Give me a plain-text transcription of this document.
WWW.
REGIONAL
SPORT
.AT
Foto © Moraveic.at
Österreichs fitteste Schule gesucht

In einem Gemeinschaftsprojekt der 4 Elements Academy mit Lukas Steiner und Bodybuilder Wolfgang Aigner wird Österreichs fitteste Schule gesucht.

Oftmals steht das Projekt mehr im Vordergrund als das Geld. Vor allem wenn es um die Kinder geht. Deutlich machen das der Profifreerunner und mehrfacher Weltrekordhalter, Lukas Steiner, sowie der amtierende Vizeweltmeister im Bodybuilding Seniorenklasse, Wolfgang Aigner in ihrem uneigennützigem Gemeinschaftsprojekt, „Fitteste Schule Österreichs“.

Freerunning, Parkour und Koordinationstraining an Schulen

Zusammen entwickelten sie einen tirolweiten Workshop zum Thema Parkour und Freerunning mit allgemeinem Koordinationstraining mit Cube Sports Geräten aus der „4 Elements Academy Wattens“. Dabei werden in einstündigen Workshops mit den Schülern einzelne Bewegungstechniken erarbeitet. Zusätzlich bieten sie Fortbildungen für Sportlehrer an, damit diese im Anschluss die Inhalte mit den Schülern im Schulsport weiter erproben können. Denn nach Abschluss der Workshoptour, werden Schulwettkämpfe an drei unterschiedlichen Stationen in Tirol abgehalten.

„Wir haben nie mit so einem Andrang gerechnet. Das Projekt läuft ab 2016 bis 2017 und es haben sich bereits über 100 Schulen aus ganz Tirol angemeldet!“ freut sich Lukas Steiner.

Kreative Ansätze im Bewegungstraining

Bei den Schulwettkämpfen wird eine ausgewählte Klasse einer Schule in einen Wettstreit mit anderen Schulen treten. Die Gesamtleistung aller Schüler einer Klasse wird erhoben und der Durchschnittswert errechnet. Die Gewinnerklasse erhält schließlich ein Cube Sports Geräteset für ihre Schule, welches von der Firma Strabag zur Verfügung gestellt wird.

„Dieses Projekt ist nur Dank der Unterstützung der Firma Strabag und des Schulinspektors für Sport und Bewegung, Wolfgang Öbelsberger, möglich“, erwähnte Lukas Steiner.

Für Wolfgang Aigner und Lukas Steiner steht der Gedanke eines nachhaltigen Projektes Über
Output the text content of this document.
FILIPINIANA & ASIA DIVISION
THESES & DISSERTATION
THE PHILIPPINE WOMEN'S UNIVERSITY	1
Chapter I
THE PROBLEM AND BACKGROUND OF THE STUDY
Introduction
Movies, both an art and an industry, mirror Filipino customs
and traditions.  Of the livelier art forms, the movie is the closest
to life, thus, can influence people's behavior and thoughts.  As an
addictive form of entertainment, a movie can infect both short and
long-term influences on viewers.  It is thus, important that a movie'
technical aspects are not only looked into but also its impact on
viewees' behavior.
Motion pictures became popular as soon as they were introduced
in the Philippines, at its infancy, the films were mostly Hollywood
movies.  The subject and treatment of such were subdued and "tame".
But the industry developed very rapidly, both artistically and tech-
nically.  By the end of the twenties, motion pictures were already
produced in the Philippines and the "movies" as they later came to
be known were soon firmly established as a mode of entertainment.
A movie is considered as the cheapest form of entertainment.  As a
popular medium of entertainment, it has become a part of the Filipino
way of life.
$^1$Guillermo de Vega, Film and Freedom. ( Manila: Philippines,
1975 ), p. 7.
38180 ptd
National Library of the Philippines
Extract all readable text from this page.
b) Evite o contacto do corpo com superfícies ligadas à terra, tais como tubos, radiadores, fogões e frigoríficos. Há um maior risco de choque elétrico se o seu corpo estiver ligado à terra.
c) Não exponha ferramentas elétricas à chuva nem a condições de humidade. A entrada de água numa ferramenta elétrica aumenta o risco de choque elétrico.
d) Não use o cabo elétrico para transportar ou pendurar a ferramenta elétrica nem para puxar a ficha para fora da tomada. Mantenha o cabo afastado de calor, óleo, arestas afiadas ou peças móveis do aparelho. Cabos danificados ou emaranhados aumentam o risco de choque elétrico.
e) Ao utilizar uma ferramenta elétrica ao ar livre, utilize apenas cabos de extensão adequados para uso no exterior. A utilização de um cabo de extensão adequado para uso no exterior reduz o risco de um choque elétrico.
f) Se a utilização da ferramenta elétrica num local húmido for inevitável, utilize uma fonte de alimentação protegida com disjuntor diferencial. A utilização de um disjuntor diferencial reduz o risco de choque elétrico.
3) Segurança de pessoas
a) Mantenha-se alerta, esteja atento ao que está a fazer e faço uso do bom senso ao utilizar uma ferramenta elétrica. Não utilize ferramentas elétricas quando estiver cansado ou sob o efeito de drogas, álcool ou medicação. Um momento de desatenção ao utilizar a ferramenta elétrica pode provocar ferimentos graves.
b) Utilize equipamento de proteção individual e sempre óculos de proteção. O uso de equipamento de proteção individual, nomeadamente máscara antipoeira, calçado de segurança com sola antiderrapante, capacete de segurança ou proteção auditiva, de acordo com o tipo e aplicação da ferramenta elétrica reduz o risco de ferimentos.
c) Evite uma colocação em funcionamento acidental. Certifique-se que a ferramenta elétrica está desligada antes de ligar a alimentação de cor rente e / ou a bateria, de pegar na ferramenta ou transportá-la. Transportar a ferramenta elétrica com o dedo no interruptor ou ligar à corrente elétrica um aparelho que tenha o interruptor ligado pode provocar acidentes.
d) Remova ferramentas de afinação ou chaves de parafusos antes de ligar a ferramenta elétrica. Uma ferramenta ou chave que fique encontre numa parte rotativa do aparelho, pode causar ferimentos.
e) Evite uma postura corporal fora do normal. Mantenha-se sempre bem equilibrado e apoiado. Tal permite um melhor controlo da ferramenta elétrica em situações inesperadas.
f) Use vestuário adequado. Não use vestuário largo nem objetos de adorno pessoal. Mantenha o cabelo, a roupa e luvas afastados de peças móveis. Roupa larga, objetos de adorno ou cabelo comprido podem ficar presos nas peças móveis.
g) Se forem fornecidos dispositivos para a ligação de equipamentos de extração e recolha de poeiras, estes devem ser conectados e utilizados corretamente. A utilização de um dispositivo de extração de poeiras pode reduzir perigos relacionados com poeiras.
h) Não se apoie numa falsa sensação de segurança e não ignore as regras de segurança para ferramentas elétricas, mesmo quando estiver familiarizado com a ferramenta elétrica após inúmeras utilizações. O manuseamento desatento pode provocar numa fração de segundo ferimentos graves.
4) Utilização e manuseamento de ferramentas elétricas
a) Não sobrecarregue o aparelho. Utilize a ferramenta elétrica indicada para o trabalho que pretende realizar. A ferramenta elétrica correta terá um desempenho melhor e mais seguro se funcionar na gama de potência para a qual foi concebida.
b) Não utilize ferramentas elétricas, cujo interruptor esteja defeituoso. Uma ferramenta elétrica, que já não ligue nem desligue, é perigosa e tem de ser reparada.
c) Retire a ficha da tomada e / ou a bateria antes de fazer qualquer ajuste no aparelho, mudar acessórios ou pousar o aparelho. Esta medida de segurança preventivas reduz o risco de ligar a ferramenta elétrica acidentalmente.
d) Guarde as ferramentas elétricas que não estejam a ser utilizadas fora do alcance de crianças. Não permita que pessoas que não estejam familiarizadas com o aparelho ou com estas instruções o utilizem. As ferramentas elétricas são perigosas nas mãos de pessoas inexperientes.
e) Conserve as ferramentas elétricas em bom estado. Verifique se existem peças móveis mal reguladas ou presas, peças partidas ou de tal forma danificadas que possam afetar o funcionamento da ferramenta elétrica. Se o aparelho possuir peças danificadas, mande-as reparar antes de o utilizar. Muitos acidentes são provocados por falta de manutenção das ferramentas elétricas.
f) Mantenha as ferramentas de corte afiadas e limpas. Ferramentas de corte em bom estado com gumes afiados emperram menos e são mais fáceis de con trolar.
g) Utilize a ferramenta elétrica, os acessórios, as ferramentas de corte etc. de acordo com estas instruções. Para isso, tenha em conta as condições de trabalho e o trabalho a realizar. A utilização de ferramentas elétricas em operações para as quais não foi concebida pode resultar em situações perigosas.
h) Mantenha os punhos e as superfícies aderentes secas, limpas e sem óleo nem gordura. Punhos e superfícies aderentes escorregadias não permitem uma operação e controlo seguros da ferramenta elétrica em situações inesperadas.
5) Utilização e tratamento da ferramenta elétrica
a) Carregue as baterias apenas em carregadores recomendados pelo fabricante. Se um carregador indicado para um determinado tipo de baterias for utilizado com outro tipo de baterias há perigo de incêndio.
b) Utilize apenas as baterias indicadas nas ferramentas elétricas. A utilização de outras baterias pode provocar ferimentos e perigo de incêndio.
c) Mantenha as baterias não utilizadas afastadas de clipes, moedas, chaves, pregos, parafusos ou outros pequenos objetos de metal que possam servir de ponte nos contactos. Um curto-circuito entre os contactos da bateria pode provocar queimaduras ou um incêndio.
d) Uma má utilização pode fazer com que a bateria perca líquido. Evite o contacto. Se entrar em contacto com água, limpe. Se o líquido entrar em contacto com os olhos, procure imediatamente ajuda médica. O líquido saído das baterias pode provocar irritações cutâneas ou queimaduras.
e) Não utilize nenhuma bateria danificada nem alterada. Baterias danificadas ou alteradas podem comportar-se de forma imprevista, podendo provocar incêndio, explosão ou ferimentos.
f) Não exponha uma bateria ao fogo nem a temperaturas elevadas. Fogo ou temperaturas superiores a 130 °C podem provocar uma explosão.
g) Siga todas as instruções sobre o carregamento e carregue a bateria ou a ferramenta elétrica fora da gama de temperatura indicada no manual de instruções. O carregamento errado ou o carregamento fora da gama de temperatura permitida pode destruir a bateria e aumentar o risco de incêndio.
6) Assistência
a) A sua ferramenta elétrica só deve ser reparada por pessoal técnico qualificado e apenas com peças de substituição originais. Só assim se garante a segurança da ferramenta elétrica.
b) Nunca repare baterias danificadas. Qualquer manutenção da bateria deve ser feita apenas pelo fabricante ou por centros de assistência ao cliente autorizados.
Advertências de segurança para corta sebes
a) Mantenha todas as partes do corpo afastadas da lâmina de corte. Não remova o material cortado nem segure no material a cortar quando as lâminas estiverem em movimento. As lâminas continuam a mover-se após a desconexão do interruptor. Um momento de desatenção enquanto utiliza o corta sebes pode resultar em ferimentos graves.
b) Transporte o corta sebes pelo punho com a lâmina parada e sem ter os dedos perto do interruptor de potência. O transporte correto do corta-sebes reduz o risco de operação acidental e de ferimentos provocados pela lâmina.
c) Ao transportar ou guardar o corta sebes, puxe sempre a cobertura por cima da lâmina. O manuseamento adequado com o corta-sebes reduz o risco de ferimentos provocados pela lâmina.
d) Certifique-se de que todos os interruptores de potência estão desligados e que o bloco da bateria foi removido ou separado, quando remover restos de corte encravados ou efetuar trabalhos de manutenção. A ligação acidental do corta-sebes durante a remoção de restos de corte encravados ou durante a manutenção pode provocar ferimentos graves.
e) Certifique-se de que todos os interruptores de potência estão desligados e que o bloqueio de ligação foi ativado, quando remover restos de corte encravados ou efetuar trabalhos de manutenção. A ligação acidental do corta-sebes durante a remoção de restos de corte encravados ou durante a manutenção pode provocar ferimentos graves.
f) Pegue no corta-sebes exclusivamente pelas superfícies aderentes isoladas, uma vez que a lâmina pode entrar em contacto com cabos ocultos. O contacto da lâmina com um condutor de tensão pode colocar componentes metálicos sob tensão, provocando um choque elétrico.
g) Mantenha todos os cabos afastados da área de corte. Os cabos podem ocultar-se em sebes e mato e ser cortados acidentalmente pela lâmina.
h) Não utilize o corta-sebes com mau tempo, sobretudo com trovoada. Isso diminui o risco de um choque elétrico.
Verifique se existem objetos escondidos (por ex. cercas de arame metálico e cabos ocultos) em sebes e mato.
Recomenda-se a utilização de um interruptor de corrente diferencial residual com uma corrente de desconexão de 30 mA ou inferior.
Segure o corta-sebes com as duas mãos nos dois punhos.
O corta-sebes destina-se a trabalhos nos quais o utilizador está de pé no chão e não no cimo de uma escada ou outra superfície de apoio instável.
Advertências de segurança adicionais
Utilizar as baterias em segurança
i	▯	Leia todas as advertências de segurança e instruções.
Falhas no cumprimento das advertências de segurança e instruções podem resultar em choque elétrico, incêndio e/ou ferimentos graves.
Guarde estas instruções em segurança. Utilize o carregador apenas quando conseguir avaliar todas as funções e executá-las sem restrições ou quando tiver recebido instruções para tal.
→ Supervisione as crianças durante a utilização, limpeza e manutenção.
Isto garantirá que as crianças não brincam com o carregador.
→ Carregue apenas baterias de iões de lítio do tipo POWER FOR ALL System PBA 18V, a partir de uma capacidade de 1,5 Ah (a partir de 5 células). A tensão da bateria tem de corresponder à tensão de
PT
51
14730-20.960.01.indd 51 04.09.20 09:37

========================================

# AIM:
Gather each line from the listing above that holds "they".

# EXERCISE RESPONSE:
Motion pictures became popular as soon as they were introduced
produced in the Philippines and the "movies" as they later came to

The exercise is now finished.